### [The exercise]
Take the listing and print it in full, exactly as given.

═════ Supplied entries

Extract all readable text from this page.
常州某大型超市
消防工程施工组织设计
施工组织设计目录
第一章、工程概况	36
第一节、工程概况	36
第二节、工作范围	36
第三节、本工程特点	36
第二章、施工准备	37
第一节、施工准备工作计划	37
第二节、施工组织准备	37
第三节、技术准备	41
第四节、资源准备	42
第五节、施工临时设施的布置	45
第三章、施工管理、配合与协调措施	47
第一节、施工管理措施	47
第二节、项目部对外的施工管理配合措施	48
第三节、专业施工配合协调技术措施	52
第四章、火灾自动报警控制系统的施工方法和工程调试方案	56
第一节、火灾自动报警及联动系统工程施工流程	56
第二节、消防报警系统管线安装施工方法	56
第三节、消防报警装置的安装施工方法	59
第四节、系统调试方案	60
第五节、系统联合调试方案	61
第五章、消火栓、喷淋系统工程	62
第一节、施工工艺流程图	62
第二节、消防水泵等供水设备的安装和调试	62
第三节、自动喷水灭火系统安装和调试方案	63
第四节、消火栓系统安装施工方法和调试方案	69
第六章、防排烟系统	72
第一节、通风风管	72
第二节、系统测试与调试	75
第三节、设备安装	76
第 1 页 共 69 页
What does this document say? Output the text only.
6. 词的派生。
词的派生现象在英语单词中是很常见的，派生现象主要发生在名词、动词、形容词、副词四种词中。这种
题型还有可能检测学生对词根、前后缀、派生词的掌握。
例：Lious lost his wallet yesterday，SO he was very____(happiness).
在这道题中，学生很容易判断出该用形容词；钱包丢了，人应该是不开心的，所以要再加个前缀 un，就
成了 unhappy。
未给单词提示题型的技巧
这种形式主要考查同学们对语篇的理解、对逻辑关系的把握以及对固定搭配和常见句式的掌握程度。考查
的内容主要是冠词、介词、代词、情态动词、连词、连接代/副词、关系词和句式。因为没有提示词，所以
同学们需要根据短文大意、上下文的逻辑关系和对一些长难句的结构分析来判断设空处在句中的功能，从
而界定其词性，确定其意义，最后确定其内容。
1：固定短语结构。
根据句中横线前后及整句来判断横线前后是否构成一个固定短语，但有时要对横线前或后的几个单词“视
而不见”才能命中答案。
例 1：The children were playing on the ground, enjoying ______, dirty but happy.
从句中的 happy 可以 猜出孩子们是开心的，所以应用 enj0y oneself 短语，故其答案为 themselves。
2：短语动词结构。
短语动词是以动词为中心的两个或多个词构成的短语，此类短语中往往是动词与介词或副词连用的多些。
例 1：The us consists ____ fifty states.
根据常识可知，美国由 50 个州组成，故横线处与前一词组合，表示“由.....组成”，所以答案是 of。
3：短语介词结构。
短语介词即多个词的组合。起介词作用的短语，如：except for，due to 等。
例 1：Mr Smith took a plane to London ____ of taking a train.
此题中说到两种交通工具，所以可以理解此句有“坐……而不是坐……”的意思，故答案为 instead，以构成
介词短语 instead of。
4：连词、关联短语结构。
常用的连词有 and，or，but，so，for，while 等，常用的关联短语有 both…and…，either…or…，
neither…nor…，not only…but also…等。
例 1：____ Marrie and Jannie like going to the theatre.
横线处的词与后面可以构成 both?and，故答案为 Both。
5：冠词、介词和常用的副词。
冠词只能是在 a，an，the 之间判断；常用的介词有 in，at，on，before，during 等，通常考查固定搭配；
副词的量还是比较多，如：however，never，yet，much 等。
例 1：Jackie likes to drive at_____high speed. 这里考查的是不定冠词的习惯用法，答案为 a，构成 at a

══════════

### [Finished answer]
Extract all readable text from this page.
常州某大型超市
消防工程施工组织设计
施工组织设计目录
第一章、工程概况	36
第一节、工程概况	36
第二节、工作范围	36
第三节、本工程特点	36
第二章、施工准备	37
第一节、施工准备工作计划	37
第二节、施工组织准备	37
第三节、技术准备	41
第四节、资源准备	42
第五节、施工临时设施的布置	45
第三章、施工管理、配合与协调措施	47
第一节、施工管理措施	47
第二节、项目部对外的施工管理配合措施	48
第三节、专业施工配合协调技术措施	52
第四章、火灾自动报警控制系统的施工方法和工程调试方案	56
第一节、火灾自动报警及联动系统工程施工流程	56
第二节、消防报警系统管线安装施工方法	56
第三节、消防报警装置的安装施工方法	59
第四节、系统调试方案	60
第五节、系统联合调试方案	61
第五章、消火栓、喷淋系统工程	62
第一节、施工工艺流程图	62
第二节、消防水泵等供水设备的安装和调试	62
第三节、自动喷水灭火系统安装和调试方案	63
第四节、消火栓系统安装施工方法和调试方案	69
第六章、防排烟系统	72
第一节、通风风管	72
第二节、系统测试与调试	75
第三节、设备安装	76
第 1 页 共 69 页
What does this document say? Output the text only.
6. 词的派生。
词的派生现象在英语单词中是很常见的，派生现象主要发生在名词、动词、形容词、副词四种词中。这种
题型还有可能检测学生对词根、前后缀、派生词的掌握。
例：Lious lost his wallet yesterday，SO he was very____(happiness).
在这道题中，学生很容易判断出该用形容词；钱包丢了，人应该是不开心的，所以要再加个前缀 un，就
成了 unhappy。
未给单词提示题型的技巧
这种形式主要考查同学们对语篇的理解、对逻辑关系的把握以及对固定搭配和常见句式的掌握程度。考查
的内容主要是冠词、介词、代词、情态动词、连词、连接代/副词、关系词和句式。因为没有提示词，所以
同学们需要根据短文大意、上下文的逻辑关系和对一些长难句的结构分析来判断设空处在句中的功能，从
而界定其词性，确定其意义，最后确定其内容。
1：固定短语结构。
根据句中横线前后及整句来判断横线前后是否构成一个固定短语，但有时要对横线前或后的几个单词“视
而不见”才能命中答案。
例 1：The children were playing on the ground, enjoying ______, dirty but happy.
从句中的 happy 可以 猜出孩子们是开心的，所以应用 enj0y oneself 短语，故其答案为 themselves。
2：短语动词结构。
短语动词是以动词为中心的两个或多个词构成的短语，此类短语中往往是动词与介词或副词连用的多些。
例 1：The us consists ____ fifty states.
根据常识可知，美国由 50 个州组成，故横线处与前一词组合，表示“由.....组成”，所以答案是 of。
3：短语介词结构。
短语介词即多个词的组合。起介词作用的短语，如：except for，due to 等。
例 1：Mr Smith took a plane to London ____ of taking a train.
此题中说到两种交通工具，所以可以理解此句有“坐……而不是坐……”的意思，故答案为 instead，以构成
介词短语 instead of。
4：连词、关联短语结构。
常用的连词有 and，or，but，so，for，while 等，常用的关联短语有 both…and…，either…or…，
neither…nor…，not only…but also…等。
例 1：____ Marrie and Jannie like going to the theatre.
横线处的词与后面可以构成 both?and，故答案为 Both。
5：冠词、介词和常用的副词。
冠词只能是在 a，an，the 之间判断；常用的介词有 in，at，on，before，during 等，通常考查固定搭配；
副词的量还是比较多，如：however，never，yet，much 等。
例 1：Jackie likes to drive at_____high speed. 这里考查的是不定冠词的习惯用法，答案为 a，构成 at a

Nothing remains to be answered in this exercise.